[START Provided entries]
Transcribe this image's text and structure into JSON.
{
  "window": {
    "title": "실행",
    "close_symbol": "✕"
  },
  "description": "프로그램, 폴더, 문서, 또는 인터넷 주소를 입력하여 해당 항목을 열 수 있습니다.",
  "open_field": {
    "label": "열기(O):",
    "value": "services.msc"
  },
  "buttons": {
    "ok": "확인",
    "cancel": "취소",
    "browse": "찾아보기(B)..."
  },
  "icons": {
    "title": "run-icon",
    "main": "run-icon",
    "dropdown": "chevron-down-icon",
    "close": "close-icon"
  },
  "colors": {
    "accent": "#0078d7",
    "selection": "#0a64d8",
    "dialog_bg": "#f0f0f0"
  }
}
[END Provided entries]
• What is expected: Copy down the whole of the data above, matching it exactly.

• Result:
Transcribe this image's text and structure into JSON.
{
  "window": {
    "title": "실행",
    "close_symbol": "✕"
  },
  "description": "프로그램, 폴더, 문서, 또는 인터넷 주소를 입력하여 해당 항목을 열 수 있습니다.",
  "open_field": {
    "label": "열기(O):",
    "value": "services.msc"
  },
  "buttons": {
    "ok": "확인",
    "cancel": "취소",
    "browse": "찾아보기(B)..."
  },
  "icons": {
    "title": "run-icon",
    "main": "run-icon",
    "dropdown": "chevron-down-icon",
    "close": "close-icon"
  },
  "colors": {
    "accent": "#0078d7",
    "selection": "#0a64d8",
    "dialog_bg": "#f0f0f0"
  }
}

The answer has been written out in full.